===== MATERIAL SUPPLIED
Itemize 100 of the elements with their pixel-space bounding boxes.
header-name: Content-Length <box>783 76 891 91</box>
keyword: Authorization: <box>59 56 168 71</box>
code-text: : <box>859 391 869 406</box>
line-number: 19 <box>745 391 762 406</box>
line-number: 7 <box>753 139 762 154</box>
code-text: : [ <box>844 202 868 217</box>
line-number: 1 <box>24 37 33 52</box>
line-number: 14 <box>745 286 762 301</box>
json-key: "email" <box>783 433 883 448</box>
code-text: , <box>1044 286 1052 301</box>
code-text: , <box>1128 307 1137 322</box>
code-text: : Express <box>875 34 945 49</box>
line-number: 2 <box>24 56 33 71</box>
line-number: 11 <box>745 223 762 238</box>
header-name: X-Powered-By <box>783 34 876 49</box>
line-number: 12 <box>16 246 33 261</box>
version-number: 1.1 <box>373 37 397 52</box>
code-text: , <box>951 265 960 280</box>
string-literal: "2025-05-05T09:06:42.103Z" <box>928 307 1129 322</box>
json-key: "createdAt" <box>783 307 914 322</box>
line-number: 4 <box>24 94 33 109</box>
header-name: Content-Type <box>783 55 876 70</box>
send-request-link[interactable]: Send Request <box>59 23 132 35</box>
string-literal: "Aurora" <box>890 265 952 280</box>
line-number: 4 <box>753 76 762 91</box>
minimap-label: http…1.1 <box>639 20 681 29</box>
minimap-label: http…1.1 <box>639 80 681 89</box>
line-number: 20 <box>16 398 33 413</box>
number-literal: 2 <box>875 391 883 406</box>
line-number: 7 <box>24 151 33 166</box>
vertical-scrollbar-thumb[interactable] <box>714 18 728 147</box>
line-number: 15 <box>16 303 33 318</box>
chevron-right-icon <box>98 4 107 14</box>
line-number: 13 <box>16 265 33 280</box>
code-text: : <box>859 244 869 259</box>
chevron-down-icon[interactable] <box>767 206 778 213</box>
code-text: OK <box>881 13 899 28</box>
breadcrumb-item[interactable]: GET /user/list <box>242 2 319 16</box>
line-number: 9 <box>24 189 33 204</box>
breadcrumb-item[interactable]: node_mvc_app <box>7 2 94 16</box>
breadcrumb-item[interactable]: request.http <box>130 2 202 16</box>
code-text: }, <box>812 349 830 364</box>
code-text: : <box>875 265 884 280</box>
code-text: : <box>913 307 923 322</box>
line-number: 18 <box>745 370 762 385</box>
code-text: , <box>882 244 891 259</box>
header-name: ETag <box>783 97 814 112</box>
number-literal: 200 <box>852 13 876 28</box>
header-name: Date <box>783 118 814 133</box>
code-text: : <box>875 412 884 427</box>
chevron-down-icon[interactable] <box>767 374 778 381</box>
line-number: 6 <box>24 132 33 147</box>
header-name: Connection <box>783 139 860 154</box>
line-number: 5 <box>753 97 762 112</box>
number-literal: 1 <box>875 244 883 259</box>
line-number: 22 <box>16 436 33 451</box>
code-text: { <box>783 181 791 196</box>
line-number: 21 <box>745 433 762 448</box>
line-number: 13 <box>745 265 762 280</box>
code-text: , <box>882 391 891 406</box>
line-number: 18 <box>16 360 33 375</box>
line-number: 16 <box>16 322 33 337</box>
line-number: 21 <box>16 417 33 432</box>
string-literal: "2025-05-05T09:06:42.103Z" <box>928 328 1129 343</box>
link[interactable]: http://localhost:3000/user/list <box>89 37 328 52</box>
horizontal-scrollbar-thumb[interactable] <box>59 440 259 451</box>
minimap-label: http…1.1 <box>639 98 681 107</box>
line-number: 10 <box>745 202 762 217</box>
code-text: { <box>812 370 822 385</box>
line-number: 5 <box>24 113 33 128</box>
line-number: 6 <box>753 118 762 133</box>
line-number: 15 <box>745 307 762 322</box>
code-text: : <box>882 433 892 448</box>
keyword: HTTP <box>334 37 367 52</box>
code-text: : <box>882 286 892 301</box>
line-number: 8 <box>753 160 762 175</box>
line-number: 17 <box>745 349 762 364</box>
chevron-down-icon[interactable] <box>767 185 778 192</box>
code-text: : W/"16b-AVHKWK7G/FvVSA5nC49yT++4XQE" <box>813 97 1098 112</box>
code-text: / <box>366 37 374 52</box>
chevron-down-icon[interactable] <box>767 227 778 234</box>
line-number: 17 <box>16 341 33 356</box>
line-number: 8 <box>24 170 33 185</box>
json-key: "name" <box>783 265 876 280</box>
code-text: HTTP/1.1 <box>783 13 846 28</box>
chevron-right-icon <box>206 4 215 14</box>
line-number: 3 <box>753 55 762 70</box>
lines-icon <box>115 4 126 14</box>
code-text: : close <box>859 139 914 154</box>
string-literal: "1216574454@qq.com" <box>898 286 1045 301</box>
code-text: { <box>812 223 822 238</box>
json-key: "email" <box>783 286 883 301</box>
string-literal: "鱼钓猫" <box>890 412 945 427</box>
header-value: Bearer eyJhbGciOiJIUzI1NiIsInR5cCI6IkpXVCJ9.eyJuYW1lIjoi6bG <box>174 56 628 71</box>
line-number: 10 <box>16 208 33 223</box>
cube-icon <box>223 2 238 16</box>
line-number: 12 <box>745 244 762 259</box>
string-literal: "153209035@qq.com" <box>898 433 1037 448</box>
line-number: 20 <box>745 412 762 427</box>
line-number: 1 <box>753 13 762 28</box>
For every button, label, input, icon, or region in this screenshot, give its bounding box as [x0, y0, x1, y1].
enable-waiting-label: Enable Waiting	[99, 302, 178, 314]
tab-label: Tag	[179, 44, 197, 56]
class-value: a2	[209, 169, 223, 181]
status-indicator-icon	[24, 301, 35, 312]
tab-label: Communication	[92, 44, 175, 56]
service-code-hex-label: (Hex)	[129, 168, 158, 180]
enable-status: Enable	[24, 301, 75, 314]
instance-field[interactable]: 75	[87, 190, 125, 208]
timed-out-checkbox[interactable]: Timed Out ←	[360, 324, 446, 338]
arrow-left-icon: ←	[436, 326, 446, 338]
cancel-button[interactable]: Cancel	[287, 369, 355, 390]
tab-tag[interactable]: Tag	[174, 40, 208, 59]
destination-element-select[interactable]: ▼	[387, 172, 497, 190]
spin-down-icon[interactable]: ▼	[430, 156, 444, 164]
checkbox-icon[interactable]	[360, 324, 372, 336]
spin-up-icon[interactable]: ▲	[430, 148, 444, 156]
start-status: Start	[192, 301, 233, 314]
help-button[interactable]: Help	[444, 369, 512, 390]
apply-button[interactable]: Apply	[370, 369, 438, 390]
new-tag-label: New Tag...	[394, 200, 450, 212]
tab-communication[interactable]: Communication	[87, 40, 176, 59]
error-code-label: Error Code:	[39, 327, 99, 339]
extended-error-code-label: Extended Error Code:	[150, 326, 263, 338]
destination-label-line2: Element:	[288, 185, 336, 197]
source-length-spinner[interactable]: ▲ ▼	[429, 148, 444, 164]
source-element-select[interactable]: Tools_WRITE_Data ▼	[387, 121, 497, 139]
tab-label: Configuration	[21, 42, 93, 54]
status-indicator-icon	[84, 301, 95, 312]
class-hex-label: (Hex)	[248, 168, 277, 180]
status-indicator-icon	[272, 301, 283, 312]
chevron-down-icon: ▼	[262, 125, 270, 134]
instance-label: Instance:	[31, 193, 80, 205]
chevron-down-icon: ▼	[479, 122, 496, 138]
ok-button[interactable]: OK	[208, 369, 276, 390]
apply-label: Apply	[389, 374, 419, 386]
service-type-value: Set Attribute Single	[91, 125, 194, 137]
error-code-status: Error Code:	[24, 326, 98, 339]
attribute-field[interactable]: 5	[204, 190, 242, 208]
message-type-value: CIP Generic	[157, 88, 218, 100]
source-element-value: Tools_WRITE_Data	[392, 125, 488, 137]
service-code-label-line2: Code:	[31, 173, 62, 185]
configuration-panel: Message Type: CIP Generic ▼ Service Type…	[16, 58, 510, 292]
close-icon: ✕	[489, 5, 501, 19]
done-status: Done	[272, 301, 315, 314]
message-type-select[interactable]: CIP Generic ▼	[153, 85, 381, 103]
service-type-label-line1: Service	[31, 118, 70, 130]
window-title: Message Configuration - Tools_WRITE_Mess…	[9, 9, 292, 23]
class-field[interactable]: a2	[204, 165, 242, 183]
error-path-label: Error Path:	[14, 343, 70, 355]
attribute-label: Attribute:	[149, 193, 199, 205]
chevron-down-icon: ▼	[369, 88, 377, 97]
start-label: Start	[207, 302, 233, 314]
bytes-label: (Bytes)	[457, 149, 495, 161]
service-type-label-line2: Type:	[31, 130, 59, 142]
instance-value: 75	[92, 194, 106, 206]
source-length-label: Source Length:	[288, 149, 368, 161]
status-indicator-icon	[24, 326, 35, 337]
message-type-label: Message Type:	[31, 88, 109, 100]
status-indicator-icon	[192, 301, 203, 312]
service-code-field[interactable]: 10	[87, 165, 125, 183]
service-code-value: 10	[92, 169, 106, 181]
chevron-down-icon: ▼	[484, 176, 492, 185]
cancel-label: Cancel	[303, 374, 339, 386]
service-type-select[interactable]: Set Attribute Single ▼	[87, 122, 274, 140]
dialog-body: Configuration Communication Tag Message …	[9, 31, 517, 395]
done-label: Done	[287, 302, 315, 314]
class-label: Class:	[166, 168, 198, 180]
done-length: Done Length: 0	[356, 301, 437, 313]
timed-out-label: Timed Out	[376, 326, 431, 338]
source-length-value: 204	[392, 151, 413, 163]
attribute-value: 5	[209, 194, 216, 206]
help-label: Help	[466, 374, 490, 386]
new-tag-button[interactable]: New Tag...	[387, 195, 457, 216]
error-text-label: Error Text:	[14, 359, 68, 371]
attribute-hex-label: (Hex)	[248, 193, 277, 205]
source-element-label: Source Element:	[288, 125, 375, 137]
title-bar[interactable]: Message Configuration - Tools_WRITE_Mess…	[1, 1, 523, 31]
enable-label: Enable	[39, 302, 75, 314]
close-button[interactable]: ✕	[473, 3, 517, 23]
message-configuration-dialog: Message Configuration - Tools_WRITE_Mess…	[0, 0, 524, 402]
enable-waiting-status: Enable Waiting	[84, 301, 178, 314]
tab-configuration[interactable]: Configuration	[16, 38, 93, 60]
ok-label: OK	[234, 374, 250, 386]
==========
- PROBLEM TO SOLVE: Reproduce verbatim the lines from the start of the entries through the line that contains "433 883 448</box>", including that final line.

- SOLUTION FOR THIS TASK:
Itemize 100 of the elements with their pixel-space bounding boxes.
header-name: Content-Length <box>783 76 891 91</box>
keyword: Authorization: <box>59 56 168 71</box>
code-text: : <box>859 391 869 406</box>
line-number: 19 <box>745 391 762 406</box>
line-number: 7 <box>753 139 762 154</box>
code-text: : [ <box>844 202 868 217</box>
line-number: 1 <box>24 37 33 52</box>
line-number: 14 <box>745 286 762 301</box>
json-key: "email" <box>783 433 883 448</box>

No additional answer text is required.